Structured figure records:
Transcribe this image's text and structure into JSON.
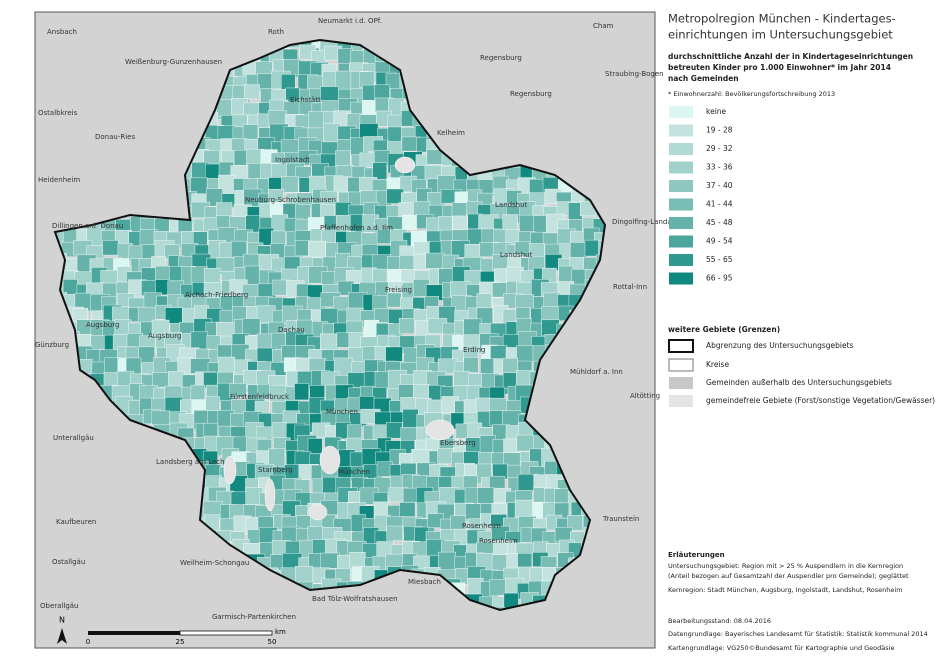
{
  "title": [
    "Metropolregion München - Kindertages-",
    "einrichtungen im Untersuchungsgebiet"
  ],
  "subtitle": [
    "durchschnittliche Anzahl der in Kindertageseinrichtungen",
    "betreuten Kinder pro 1.000 Einwohner* im Jahr 2014",
    "nach Gemeinden"
  ],
  "footnote": "* Einwohnerzahl: Bevölkerungsfortschreibung 2013",
  "legend": [
    {
      "label": "keine",
      "color": "#dcf6f2"
    },
    {
      "label": "19 - 28",
      "color": "#c4e3df"
    },
    {
      "label": "29 - 32",
      "color": "#b2dad5"
    },
    {
      "label": "33 - 36",
      "color": "#a1d1cb"
    },
    {
      "label": "37 - 40",
      "color": "#8ec7c0"
    },
    {
      "label": "41 - 44",
      "color": "#7abdb5"
    },
    {
      "label": "45 - 48",
      "color": "#64b2aa"
    },
    {
      "label": "49 - 54",
      "color": "#4ba69d"
    },
    {
      "label": "55 - 65",
      "color": "#2f988f"
    },
    {
      "label": "66 - 95",
      "color": "#12897f"
    }
  ],
  "other_areas": {
    "title": "weitere Gebiete (Grenzen)",
    "items": [
      "Abgrenzung des Untersuchungsgebiets",
      "Kreise",
      "Gemeinden außerhalb des Untersuchungsgebiets",
      "gemeindefreie Gebiete (Forst/sonstige Vegetation/Gewässer)"
    ]
  },
  "notes": {
    "title": "Erläuterungen",
    "lines": [
      "Untersuchungsgebiet: Region mit > 25 % Auspendlern in die Kernregion",
      "(Anteil bezogen auf Gesamtzahl der Auspendler pro Gemeinde); geglättet",
      "Kernregion: Stadt München, Augsburg, Ingolstadt, Landshut, Rosenheim"
    ]
  },
  "status": "Bearbeitungsstand: 08.04.2016",
  "sources": [
    "Datengrundlage: Bayerisches Landesamt für Statistik: Statistik kommunal 2014",
    "Kartengrundlage: VG250©Bundesamt für Kartographie und Geodäsie"
  ],
  "map_labels": [
    "Ansbach",
    "Roth",
    "Neumarkt i.d. OPf.",
    "Cham",
    "Weißenburg-Gunzenhausen",
    "Regensburg",
    "Straubing-Bogen",
    "Regensburg",
    "Ostalbkreis",
    "Donau-Ries",
    "Eichstätt",
    "Kelheim",
    "Ingolstadt",
    "Heidenheim",
    "Neuburg-Schrobenhausen",
    "Landshut",
    "Dingolfing-Landau",
    "Dillingen a.d. Donau",
    "Pfaffenhofen a.d. Ilm",
    "Landshut",
    "Aichach-Friedberg",
    "Freising",
    "Rottal-Inn",
    "Augsburg",
    "Augsburg",
    "Dachau",
    "Günzburg",
    "Erding",
    "Mühldorf a. Inn",
    "Fürstenfeldbruck",
    "Altötting",
    "München",
    "Unterallgäu",
    "Ebersberg",
    "Landsberg am Lech",
    "Starnberg",
    "München",
    "Kaufbeuren",
    "Rosenheim",
    "Traunstein",
    "Rosenheim",
    "Ostallgäu",
    "Weilheim-Schongau",
    "Miesbach",
    "Bad Tölz-Wolfratshausen",
    "Oberallgäu",
    "Garmisch-Partenkirchen"
  ],
  "scale": {
    "ticks": [
      "0",
      "25",
      "50"
    ],
    "unit": "km"
  },
  "north": "N"
}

* **REQUIREMENTS**
Where a line holds the string "Kernregion", copy that line.

* **EXERCISE OUTPUT**
      "Untersuchungsgebiet: Region mit > 25 % Auspendlern in die Kernregion",
      "Kernregion: Stadt München, Augsburg, Ingolstadt, Landshut, Rosenheim"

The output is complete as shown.